• **Aim of the exercise**: Check each line of the records below for the word "band" and copy those where it appears.

──────────

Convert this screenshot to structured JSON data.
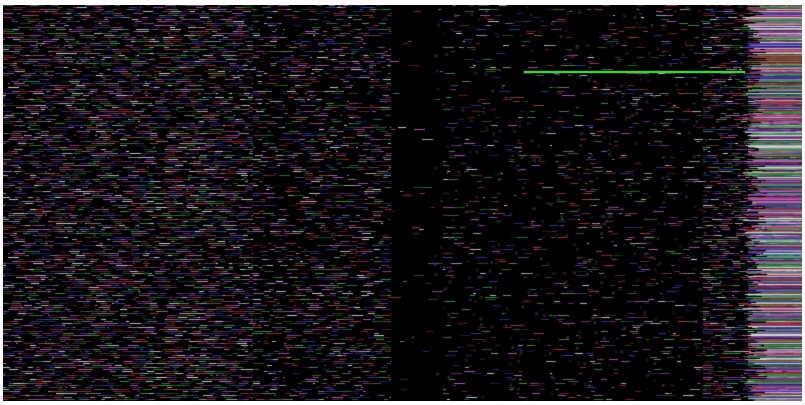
{
  "image": {
    "description_type": "corrupted-video-frame",
    "dominant_colors": {
      "background": "#000000",
      "border": "#ffffff",
      "streak": "#3fd13a",
      "noise_red": "#b8383c",
      "noise_green": "#3aa84a",
      "noise_blue": "#3b3fb0",
      "noise_white": "#d8d8e0",
      "noise_magenta": "#c060c8"
    },
    "regions": [
      {
        "name": "left-noise-band",
        "density": 0.55
      },
      {
        "name": "mid-left-noise-band",
        "density": 0.35
      },
      {
        "name": "center-dark-band",
        "density": 0.02
      },
      {
        "name": "mid-right-sparse-band",
        "density": 0.12
      },
      {
        "name": "right-dense-band",
        "density": 0.45
      },
      {
        "name": "right-edge-bright-band",
        "density": 0.9
      }
    ]
  }
}
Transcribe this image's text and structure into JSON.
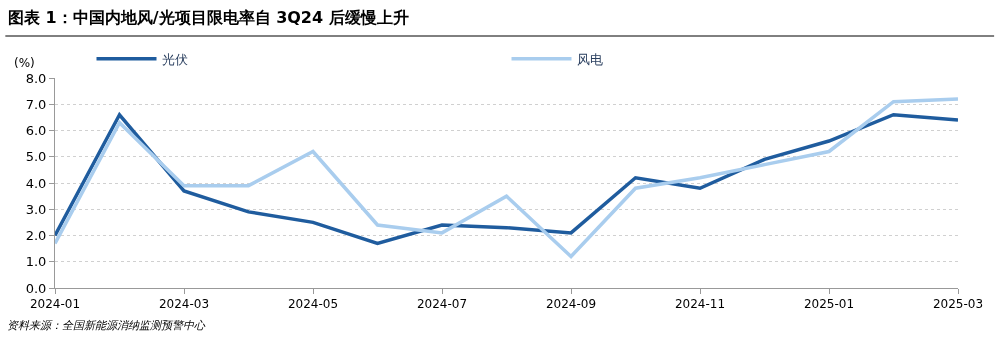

──────────

• **Solution for this problem**:
        "name": "left-noise-band",
        "name": "mid-left-noise-band",
        "name": "center-dark-band",
        "name": "mid-right-sparse-band",
        "name": "right-dense-band",
        "name": "right-edge-bright-band",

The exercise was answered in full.